Locate all lines with the word "участниками". Copy them.

[START EXERCISE INPUTS]

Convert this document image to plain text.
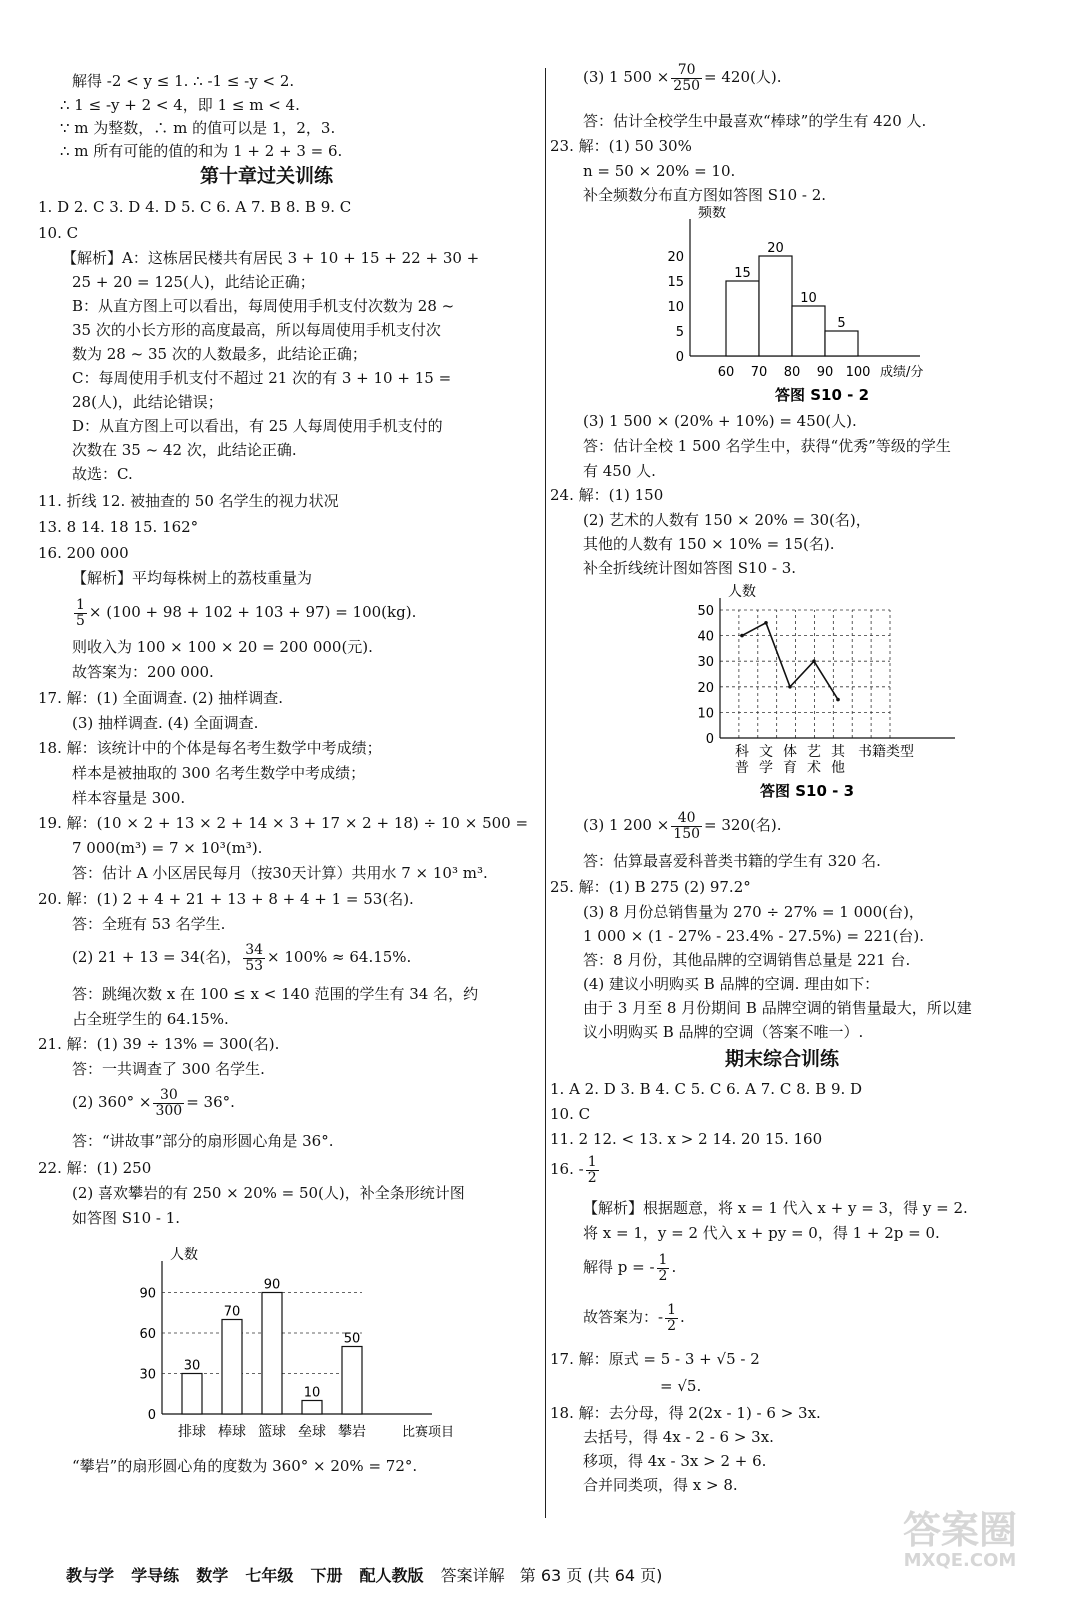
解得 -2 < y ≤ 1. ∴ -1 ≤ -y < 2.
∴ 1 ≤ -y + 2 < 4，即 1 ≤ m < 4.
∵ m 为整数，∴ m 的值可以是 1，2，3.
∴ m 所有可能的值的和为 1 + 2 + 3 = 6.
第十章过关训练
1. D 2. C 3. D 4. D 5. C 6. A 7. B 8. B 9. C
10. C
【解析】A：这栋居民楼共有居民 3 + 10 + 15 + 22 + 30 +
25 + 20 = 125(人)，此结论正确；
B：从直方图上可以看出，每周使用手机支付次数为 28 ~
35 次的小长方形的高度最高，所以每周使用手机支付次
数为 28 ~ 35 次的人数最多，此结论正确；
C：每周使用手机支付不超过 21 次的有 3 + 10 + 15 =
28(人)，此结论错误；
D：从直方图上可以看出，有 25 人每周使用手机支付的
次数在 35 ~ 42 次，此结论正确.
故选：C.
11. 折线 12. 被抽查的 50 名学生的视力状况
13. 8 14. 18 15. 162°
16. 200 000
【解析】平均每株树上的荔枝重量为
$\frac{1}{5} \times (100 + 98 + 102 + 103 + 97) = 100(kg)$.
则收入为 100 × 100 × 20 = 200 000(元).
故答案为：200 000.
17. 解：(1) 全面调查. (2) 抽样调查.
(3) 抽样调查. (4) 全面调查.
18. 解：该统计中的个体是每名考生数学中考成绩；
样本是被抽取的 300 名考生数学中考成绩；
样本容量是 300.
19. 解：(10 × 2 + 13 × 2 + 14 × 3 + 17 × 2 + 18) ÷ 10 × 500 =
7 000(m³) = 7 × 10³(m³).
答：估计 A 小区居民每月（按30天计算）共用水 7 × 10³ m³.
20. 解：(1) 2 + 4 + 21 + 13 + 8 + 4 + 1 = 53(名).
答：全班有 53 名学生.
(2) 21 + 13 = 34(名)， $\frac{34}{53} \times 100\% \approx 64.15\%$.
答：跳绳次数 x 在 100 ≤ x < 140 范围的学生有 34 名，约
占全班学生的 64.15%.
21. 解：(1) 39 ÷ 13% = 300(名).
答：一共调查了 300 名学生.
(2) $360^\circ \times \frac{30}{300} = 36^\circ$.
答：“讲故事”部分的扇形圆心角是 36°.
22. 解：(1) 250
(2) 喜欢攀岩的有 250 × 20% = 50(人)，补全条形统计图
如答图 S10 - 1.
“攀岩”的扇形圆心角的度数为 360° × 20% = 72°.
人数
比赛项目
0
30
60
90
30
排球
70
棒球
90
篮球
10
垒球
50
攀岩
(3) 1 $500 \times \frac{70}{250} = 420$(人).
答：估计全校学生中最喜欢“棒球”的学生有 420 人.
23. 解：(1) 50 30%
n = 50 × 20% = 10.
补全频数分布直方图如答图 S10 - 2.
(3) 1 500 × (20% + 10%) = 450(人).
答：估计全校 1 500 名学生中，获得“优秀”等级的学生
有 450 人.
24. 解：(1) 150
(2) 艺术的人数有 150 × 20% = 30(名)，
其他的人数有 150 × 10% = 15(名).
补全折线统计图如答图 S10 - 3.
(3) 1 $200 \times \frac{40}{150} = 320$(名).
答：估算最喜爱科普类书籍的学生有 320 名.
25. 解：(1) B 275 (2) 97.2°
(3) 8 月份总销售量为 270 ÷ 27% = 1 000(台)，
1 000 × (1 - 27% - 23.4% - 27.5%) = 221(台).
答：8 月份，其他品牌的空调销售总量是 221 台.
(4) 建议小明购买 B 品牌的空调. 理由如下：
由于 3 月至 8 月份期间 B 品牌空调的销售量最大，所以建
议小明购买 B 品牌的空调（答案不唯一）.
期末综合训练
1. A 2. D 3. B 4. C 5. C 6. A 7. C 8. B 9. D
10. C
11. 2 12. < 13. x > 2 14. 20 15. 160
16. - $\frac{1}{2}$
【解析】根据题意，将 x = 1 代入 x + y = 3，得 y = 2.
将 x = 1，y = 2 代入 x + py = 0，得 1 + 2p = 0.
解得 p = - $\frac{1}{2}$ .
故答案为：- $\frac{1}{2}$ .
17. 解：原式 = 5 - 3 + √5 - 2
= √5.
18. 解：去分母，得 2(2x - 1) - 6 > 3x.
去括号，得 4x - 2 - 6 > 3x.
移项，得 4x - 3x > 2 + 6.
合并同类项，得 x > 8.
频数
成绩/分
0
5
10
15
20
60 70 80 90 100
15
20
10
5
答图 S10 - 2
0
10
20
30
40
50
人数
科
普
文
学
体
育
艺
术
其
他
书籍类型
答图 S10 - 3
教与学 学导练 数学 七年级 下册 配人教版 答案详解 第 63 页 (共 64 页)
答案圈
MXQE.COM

[END EXERCISE INPUTS]
[START EXERCISE INPUTS]

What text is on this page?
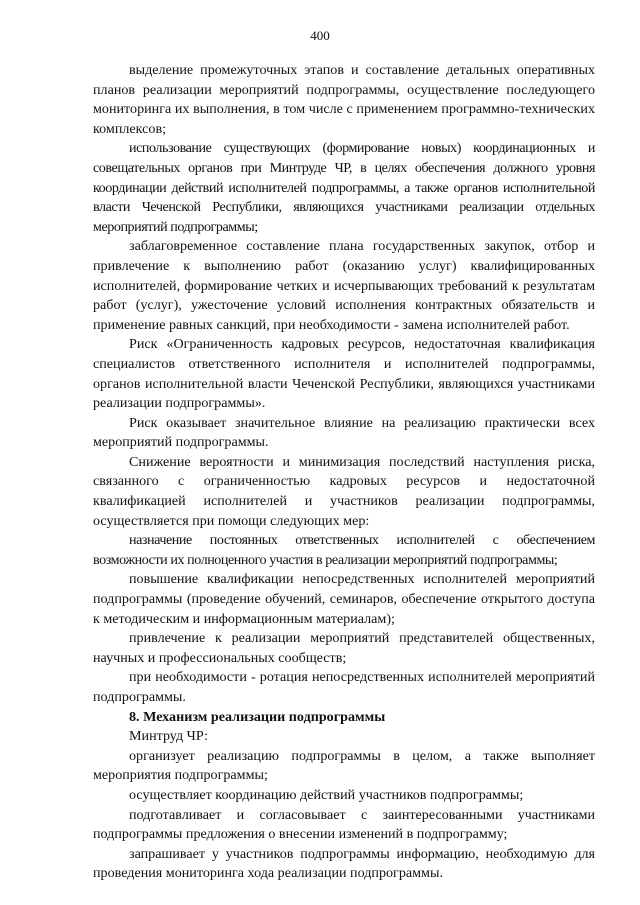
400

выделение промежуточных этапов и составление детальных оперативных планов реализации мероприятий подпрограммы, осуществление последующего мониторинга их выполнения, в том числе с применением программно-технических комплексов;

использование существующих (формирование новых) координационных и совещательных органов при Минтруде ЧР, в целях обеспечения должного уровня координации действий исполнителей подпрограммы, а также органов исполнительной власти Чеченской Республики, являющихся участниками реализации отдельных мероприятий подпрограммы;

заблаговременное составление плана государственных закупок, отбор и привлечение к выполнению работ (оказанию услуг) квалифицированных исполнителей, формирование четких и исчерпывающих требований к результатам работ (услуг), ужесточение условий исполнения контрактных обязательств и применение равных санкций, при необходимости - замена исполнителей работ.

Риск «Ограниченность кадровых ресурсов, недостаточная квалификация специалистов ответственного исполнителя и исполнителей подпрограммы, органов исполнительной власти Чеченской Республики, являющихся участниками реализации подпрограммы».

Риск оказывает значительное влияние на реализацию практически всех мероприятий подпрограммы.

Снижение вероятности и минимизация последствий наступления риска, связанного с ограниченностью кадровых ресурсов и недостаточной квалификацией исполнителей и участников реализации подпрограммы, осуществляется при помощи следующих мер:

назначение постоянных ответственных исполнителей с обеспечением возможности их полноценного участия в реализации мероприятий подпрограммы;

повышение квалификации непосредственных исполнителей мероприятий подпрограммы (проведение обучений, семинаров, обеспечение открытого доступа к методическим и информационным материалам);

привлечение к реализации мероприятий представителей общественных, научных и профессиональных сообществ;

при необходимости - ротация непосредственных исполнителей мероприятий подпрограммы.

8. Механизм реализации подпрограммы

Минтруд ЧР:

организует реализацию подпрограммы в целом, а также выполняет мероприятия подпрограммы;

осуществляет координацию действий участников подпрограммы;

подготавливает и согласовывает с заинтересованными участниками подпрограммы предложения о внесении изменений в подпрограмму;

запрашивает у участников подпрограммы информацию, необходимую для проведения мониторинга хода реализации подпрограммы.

[END EXERCISE INPUTS]

TASK RESPONSE:
использование существующих (формирование новых) координационных и совещательных органов при Минтруде ЧР, в целях обеспечения должного уровня координации действий исполнителей подпрограммы, а также органов исполнительной власти Чеченской Республики, являющихся участниками реализации отдельных мероприятий подпрограммы;
Риск «Ограниченность кадровых ресурсов, недостаточная квалификация специалистов ответственного исполнителя и исполнителей подпрограммы, органов исполнительной власти Чеченской Республики, являющихся участниками реализации подпрограммы».
подготавливает и согласовывает с заинтересованными участниками подпрограммы предложения о внесении изменений в подпрограмму;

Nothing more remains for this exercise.